→ **Given information**:
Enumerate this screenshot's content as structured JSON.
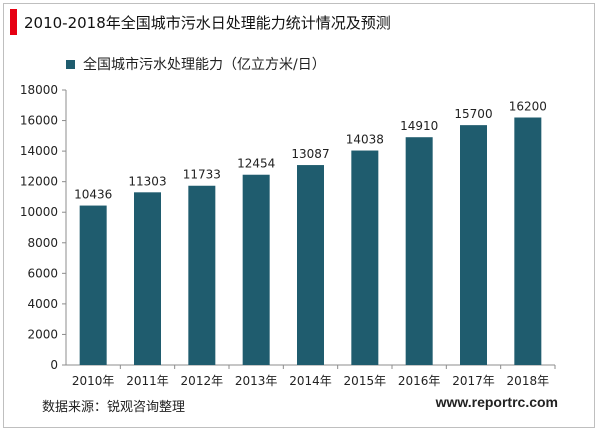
{
  "header": {
    "title": "2010-2018年全国城市污水日处理能力统计情况及预测",
    "accent_color": "#e60012"
  },
  "footer": {
    "source": "数据来源：锐观咨询整理",
    "website": "www.reportrc.com"
  },
  "chart_data": {
    "type": "bar",
    "categories": [
      "2010年",
      "2011年",
      "2012年",
      "2013年",
      "2014年",
      "2015年",
      "2016年",
      "2017年",
      "2018年"
    ],
    "series": [
      {
        "name": "全国城市污水处理能力（亿立方米/日）",
        "values": [
          10436,
          11303,
          11733,
          12454,
          13087,
          14038,
          14910,
          15700,
          16200
        ],
        "color": "#1f5c6e"
      }
    ],
    "ylim": [
      0,
      18000
    ],
    "yticks": [
      0,
      2000,
      4000,
      6000,
      8000,
      10000,
      12000,
      14000,
      16000,
      18000
    ],
    "grid": false,
    "legend_position": "top-left",
    "data_labels": true
  }
}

→ **Given task**: Without the pictures, write out the whole listing above exactly as it appears.

→ **Answer to the exercise**:
Enumerate this screenshot's content as structured JSON.
{
  "header": {
    "title": "2010-2018年全国城市污水日处理能力统计情况及预测",
    "accent_color": "#e60012"
  },
  "footer": {
    "source": "数据来源：锐观咨询整理",
    "website": "www.reportrc.com"
  },
  "chart_data": {
    "type": "bar",
    "categories": [
      "2010年",
      "2011年",
      "2012年",
      "2013年",
      "2014年",
      "2015年",
      "2016年",
      "2017年",
      "2018年"
    ],
    "series": [
      {
        "name": "全国城市污水处理能力（亿立方米/日）",
        "values": [
          10436,
          11303,
          11733,
          12454,
          13087,
          14038,
          14910,
          15700,
          16200
        ],
        "color": "#1f5c6e"
      }
    ],
    "ylim": [
      0,
      18000
    ],
    "yticks": [
      0,
      2000,
      4000,
      6000,
      8000,
      10000,
      12000,
      14000,
      16000,
      18000
    ],
    "grid": false,
    "legend_position": "top-left",
    "data_labels": true
  }
}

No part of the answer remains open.